#### [Task prompt]
Locate the word "metric" in the entries below, then gather every line that holds it.

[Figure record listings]
>> START
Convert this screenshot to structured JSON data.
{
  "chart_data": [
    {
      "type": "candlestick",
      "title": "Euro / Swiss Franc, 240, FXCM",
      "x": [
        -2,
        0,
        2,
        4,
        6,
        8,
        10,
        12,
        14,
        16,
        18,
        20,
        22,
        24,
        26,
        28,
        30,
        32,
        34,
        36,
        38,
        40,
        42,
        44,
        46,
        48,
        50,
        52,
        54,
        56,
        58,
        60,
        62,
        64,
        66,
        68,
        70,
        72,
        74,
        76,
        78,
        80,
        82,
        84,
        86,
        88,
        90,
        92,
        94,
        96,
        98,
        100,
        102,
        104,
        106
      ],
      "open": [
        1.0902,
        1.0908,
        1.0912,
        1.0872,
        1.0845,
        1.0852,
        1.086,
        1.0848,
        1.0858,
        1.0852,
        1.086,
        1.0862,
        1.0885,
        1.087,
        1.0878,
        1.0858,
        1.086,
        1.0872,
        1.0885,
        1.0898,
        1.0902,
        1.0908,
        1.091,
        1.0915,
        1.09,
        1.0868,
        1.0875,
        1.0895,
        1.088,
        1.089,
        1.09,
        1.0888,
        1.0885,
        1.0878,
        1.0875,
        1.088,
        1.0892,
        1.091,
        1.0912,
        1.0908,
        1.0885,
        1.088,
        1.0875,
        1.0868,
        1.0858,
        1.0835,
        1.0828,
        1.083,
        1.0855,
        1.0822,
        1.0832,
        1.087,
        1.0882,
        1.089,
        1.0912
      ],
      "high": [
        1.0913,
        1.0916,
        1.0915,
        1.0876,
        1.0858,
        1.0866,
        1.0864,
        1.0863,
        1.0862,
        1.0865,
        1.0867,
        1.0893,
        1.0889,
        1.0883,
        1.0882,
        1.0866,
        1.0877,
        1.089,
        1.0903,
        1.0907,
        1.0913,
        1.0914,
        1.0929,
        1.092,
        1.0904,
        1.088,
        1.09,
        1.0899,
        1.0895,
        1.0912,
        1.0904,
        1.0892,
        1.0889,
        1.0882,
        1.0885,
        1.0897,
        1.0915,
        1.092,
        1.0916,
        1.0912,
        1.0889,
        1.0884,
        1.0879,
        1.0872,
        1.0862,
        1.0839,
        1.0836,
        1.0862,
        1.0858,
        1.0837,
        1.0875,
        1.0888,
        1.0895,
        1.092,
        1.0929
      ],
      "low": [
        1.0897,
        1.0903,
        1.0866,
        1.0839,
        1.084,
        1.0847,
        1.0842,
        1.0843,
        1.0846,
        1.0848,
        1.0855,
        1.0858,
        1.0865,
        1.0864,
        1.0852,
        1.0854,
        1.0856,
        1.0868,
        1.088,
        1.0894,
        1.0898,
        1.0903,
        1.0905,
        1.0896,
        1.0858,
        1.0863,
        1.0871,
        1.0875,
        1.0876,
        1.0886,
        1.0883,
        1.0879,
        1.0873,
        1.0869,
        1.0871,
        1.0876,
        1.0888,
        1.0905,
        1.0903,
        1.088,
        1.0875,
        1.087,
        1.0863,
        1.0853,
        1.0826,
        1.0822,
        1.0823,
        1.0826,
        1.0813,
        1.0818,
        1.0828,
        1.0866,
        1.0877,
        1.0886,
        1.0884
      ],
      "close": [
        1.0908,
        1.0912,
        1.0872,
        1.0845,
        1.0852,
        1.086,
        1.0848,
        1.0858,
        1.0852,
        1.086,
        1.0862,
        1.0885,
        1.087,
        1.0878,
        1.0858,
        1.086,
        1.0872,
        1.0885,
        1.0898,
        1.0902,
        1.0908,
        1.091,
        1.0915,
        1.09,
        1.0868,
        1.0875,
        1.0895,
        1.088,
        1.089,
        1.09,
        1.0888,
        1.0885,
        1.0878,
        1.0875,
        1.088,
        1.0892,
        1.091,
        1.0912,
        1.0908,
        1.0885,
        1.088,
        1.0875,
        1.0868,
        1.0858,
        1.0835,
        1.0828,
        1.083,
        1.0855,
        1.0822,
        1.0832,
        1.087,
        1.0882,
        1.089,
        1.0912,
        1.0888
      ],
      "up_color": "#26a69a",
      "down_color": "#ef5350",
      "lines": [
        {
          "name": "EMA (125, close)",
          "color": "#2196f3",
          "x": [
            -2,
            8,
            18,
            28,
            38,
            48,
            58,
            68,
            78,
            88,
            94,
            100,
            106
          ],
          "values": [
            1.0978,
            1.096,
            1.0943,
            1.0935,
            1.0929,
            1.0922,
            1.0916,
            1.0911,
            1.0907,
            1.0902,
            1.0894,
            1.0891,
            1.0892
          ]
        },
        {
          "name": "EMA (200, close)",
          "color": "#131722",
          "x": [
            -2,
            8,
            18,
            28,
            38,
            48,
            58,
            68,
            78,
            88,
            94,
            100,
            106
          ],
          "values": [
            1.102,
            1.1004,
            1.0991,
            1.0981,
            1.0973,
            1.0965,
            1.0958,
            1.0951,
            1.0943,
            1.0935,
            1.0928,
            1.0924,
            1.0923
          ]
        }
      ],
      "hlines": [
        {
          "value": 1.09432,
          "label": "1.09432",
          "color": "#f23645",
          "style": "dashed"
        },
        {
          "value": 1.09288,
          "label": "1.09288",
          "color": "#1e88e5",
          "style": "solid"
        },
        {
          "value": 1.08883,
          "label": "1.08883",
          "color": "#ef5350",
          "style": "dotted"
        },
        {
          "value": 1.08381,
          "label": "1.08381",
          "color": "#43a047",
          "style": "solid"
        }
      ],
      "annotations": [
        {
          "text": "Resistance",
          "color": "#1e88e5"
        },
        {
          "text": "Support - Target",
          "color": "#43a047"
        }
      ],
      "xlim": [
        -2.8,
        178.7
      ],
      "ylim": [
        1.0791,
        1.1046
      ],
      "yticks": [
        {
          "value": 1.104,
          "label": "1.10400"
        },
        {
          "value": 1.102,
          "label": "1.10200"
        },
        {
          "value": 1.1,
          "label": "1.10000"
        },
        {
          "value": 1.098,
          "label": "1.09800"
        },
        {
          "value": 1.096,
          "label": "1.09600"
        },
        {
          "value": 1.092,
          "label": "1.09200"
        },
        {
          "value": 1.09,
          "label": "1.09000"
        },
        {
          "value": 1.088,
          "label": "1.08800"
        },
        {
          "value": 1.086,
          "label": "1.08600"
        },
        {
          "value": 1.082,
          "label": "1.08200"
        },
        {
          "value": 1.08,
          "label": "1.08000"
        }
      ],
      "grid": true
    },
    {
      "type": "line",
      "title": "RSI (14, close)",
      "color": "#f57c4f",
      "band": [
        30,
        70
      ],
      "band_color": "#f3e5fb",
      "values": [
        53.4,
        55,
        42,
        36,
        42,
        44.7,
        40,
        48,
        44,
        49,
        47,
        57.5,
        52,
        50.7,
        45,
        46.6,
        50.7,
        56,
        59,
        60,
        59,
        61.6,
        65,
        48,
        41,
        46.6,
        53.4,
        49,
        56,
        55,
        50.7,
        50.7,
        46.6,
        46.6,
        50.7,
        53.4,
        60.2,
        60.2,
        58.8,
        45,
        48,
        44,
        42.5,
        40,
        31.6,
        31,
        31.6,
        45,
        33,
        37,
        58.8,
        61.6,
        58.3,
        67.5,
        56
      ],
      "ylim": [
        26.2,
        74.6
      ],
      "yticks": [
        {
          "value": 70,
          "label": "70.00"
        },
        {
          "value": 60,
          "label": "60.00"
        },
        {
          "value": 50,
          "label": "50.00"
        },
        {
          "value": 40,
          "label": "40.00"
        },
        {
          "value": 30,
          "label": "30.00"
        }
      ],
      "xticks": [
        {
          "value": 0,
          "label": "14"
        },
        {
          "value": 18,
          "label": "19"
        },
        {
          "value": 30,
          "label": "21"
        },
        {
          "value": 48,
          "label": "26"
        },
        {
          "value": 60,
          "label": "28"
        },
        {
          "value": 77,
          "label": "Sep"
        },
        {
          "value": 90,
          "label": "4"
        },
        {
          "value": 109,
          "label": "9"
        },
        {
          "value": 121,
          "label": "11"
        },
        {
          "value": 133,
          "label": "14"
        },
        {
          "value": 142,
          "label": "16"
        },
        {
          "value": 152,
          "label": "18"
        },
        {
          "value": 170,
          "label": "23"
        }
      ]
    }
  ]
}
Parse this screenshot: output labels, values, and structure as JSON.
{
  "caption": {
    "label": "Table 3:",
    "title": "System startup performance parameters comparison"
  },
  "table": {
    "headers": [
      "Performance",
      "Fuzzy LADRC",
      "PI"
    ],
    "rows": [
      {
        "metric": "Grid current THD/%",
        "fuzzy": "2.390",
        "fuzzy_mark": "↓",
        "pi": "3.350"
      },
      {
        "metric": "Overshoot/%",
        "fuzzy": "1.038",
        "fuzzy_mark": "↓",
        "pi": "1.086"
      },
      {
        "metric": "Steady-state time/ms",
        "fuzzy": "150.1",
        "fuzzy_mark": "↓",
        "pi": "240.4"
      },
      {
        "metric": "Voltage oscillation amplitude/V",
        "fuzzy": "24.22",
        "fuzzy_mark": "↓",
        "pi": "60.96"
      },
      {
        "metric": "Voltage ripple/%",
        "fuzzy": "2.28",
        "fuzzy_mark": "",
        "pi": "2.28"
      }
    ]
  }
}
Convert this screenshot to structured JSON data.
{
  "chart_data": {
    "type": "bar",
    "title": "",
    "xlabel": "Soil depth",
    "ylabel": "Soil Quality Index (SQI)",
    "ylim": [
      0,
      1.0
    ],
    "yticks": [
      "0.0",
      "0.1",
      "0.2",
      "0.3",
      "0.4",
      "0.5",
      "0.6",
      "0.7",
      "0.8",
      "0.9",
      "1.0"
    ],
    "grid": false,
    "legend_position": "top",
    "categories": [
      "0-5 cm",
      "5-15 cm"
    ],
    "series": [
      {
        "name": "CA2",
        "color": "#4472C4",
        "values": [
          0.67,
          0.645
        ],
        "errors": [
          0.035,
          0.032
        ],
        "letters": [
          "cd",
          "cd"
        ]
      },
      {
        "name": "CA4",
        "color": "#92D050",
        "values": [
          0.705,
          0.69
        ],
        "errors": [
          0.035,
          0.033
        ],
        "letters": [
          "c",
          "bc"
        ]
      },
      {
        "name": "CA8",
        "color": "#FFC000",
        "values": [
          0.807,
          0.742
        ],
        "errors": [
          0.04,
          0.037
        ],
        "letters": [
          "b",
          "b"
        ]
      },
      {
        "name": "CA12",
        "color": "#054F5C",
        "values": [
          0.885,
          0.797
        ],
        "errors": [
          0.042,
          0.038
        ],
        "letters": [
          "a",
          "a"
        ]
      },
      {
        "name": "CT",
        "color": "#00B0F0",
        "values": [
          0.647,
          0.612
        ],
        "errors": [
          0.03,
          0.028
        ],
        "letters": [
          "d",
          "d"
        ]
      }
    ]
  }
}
>> END
#### [The completed task]
        "metric": "Grid current THD/%",
        "metric": "Overshoot/%",
        "metric": "Steady-state time/ms",
        "metric": "Voltage oscillation amplitude/V",
        "metric": "Voltage ripple/%",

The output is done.